>> start ENTRIES SHOWN

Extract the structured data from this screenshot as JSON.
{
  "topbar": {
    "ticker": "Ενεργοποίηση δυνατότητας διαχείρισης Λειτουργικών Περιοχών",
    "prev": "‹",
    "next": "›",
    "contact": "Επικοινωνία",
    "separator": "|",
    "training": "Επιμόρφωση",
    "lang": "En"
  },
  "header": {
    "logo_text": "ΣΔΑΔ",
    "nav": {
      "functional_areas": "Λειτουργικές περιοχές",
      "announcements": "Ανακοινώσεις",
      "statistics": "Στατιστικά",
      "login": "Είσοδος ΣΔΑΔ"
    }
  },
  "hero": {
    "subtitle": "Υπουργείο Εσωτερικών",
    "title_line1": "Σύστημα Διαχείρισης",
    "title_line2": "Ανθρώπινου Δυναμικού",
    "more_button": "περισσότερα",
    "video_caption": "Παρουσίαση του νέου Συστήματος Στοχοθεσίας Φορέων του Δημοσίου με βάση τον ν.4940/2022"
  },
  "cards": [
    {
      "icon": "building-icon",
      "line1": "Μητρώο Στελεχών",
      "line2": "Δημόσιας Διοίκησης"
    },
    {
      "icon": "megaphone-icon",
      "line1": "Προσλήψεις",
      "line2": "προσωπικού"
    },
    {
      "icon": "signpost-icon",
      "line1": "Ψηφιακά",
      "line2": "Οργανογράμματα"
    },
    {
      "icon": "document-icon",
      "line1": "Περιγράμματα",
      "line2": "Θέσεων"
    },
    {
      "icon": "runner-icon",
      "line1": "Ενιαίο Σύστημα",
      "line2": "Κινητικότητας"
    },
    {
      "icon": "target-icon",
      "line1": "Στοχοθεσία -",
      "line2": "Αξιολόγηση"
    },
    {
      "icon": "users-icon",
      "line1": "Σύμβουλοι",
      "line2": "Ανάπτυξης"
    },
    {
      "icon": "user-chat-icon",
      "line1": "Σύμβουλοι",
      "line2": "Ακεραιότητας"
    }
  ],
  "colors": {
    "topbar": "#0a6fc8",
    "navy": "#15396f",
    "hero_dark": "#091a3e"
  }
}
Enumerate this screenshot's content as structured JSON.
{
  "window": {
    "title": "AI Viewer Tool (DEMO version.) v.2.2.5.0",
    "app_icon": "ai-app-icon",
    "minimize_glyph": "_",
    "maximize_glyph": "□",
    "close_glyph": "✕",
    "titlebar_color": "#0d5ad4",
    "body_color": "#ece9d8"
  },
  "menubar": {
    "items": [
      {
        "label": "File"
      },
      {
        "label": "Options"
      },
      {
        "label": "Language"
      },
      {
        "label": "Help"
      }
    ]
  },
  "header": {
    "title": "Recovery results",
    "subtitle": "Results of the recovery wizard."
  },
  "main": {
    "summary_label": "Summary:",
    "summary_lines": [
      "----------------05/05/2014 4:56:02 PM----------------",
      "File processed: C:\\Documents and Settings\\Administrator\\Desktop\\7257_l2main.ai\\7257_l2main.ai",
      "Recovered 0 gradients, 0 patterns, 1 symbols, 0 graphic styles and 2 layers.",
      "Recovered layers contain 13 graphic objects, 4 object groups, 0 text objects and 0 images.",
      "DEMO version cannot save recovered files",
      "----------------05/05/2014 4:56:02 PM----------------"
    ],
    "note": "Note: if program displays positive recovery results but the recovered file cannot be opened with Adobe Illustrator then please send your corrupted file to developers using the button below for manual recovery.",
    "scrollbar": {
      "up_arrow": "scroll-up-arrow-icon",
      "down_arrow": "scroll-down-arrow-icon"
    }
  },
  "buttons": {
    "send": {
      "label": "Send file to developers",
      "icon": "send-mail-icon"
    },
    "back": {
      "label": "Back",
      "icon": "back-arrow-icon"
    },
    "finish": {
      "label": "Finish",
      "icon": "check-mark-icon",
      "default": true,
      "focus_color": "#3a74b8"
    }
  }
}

>> end ENTRIES SHOWN

**EXERCISE PROMPT**
Your task is to repeat every line exactly.

**RESULT**
Extract the structured data from this screenshot as JSON.
{
  "topbar": {
    "ticker": "Ενεργοποίηση δυνατότητας διαχείρισης Λειτουργικών Περιοχών",
    "prev": "‹",
    "next": "›",
    "contact": "Επικοινωνία",
    "separator": "|",
    "training": "Επιμόρφωση",
    "lang": "En"
  },
  "header": {
    "logo_text": "ΣΔΑΔ",
    "nav": {
      "functional_areas": "Λειτουργικές περιοχές",
      "announcements": "Ανακοινώσεις",
      "statistics": "Στατιστικά",
      "login": "Είσοδος ΣΔΑΔ"
    }
  },
  "hero": {
    "subtitle": "Υπουργείο Εσωτερικών",
    "title_line1": "Σύστημα Διαχείρισης",
    "title_line2": "Ανθρώπινου Δυναμικού",
    "more_button": "περισσότερα",
    "video_caption": "Παρουσίαση του νέου Συστήματος Στοχοθεσίας Φορέων του Δημοσίου με βάση τον ν.4940/2022"
  },
  "cards": [
    {
      "icon": "building-icon",
      "line1": "Μητρώο Στελεχών",
      "line2": "Δημόσιας Διοίκησης"
    },
    {
      "icon": "megaphone-icon",
      "line1": "Προσλήψεις",
      "line2": "προσωπικού"
    },
    {
      "icon": "signpost-icon",
      "line1": "Ψηφιακά",
      "line2": "Οργανογράμματα"
    },
    {
      "icon": "document-icon",
      "line1": "Περιγράμματα",
      "line2": "Θέσεων"
    },
    {
      "icon": "runner-icon",
      "line1": "Ενιαίο Σύστημα",
      "line2": "Κινητικότητας"
    },
    {
      "icon": "target-icon",
      "line1": "Στοχοθεσία -",
      "line2": "Αξιολόγηση"
    },
    {
      "icon": "users-icon",
      "line1": "Σύμβουλοι",
      "line2": "Ανάπτυξης"
    },
    {
      "icon": "user-chat-icon",
      "line1": "Σύμβουλοι",
      "line2": "Ακεραιότητας"
    }
  ],
  "colors": {
    "topbar": "#0a6fc8",
    "navy": "#15396f",
    "hero_dark": "#091a3e"
  }
}
Enumerate this screenshot's content as structured JSON.
{
  "window": {
    "title": "AI Viewer Tool (DEMO version.) v.2.2.5.0",
    "app_icon": "ai-app-icon",
    "minimize_glyph": "_",
    "maximize_glyph": "□",
    "close_glyph": "✕",
    "titlebar_color": "#0d5ad4",
    "body_color": "#ece9d8"
  },
  "menubar": {
    "items": [
      {
        "label": "File"
      },
      {
        "label": "Options"
      },
      {
        "label": "Language"
      },
      {
        "label": "Help"
      }
    ]
  },
  "header": {
    "title": "Recovery results",
    "subtitle": "Results of the recovery wizard."
  },
  "main": {
    "summary_label": "Summary:",
    "summary_lines": [
      "----------------05/05/2014 4:56:02 PM----------------",
      "File processed: C:\\Documents and Settings\\Administrator\\Desktop\\7257_l2main.ai\\7257_l2main.ai",
      "Recovered 0 gradients, 0 patterns, 1 symbols, 0 graphic styles and 2 layers.",
      "Recovered layers contain 13 graphic objects, 4 object groups, 0 text objects and 0 images.",
      "DEMO version cannot save recovered files",
      "----------------05/05/2014 4:56:02 PM----------------"
    ],
    "note": "Note: if program displays positive recovery results but the recovered file cannot be opened with Adobe Illustrator then please send your corrupted file to developers using the button below for manual recovery.",
    "scrollbar": {
      "up_arrow": "scroll-up-arrow-icon",
      "down_arrow": "scroll-down-arrow-icon"
    }
  },
  "buttons": {
    "send": {
      "label": "Send file to developers",
      "icon": "send-mail-icon"
    },
    "back": {
      "label": "Back",
      "icon": "back-arrow-icon"
    },
    "finish": {
      "label": "Finish",
      "icon": "check-mark-icon",
      "default": true,
      "focus_color": "#3a74b8"
    }
  }
}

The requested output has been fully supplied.